**Exercise directions**
Return the records that follow, matching each one exactly.

-- Input records start --

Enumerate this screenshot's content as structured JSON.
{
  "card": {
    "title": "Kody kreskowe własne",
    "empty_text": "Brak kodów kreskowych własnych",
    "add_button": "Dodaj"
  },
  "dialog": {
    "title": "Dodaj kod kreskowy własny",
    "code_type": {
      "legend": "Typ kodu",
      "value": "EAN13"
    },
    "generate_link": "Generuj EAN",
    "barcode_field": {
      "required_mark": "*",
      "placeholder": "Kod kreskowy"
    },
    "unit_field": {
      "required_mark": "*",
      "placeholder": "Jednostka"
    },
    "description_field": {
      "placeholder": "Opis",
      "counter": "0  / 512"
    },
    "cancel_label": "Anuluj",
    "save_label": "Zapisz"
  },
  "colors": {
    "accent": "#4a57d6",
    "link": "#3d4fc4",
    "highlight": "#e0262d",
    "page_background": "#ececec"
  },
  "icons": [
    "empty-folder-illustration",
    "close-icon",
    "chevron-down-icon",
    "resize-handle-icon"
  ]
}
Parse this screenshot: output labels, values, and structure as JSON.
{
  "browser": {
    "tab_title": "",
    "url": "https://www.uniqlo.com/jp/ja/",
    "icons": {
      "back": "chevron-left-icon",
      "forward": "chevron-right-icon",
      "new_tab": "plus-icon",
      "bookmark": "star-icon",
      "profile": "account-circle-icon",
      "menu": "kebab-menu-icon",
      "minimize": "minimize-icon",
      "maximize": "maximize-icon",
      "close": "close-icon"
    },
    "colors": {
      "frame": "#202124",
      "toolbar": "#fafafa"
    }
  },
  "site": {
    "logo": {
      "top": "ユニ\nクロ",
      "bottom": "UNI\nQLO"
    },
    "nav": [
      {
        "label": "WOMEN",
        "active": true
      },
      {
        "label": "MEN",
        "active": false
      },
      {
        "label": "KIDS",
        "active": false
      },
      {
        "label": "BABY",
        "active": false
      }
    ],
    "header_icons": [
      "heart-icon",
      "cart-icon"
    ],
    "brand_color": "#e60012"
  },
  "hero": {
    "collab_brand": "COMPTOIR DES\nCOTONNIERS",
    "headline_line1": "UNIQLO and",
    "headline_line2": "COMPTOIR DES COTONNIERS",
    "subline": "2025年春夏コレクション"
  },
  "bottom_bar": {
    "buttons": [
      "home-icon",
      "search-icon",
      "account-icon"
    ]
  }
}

-- Input records end --

**Final result**
Enumerate this screenshot's content as structured JSON.
{
  "card": {
    "title": "Kody kreskowe własne",
    "empty_text": "Brak kodów kreskowych własnych",
    "add_button": "Dodaj"
  },
  "dialog": {
    "title": "Dodaj kod kreskowy własny",
    "code_type": {
      "legend": "Typ kodu",
      "value": "EAN13"
    },
    "generate_link": "Generuj EAN",
    "barcode_field": {
      "required_mark": "*",
      "placeholder": "Kod kreskowy"
    },
    "unit_field": {
      "required_mark": "*",
      "placeholder": "Jednostka"
    },
    "description_field": {
      "placeholder": "Opis",
      "counter": "0  / 512"
    },
    "cancel_label": "Anuluj",
    "save_label": "Zapisz"
  },
  "colors": {
    "accent": "#4a57d6",
    "link": "#3d4fc4",
    "highlight": "#e0262d",
    "page_background": "#ececec"
  },
  "icons": [
    "empty-folder-illustration",
    "close-icon",
    "chevron-down-icon",
    "resize-handle-icon"
  ]
}
Parse this screenshot: output labels, values, and structure as JSON.
{
  "browser": {
    "tab_title": "",
    "url": "https://www.uniqlo.com/jp/ja/",
    "icons": {
      "back": "chevron-left-icon",
      "forward": "chevron-right-icon",
      "new_tab": "plus-icon",
      "bookmark": "star-icon",
      "profile": "account-circle-icon",
      "menu": "kebab-menu-icon",
      "minimize": "minimize-icon",
      "maximize": "maximize-icon",
      "close": "close-icon"
    },
    "colors": {
      "frame": "#202124",
      "toolbar": "#fafafa"
    }
  },
  "site": {
    "logo": {
      "top": "ユニ\nクロ",
      "bottom": "UNI\nQLO"
    },
    "nav": [
      {
        "label": "WOMEN",
        "active": true
      },
      {
        "label": "MEN",
        "active": false
      },
      {
        "label": "KIDS",
        "active": false
      },
      {
        "label": "BABY",
        "active": false
      }
    ],
    "header_icons": [
      "heart-icon",
      "cart-icon"
    ],
    "brand_color": "#e60012"
  },
  "hero": {
    "collab_brand": "COMPTOIR DES\nCOTONNIERS",
    "headline_line1": "UNIQLO and",
    "headline_line2": "COMPTOIR DES COTONNIERS",
    "subline": "2025年春夏コレクション"
  },
  "bottom_bar": {
    "buttons": [
      "home-icon",
      "search-icon",
      "account-icon"
    ]
  }
}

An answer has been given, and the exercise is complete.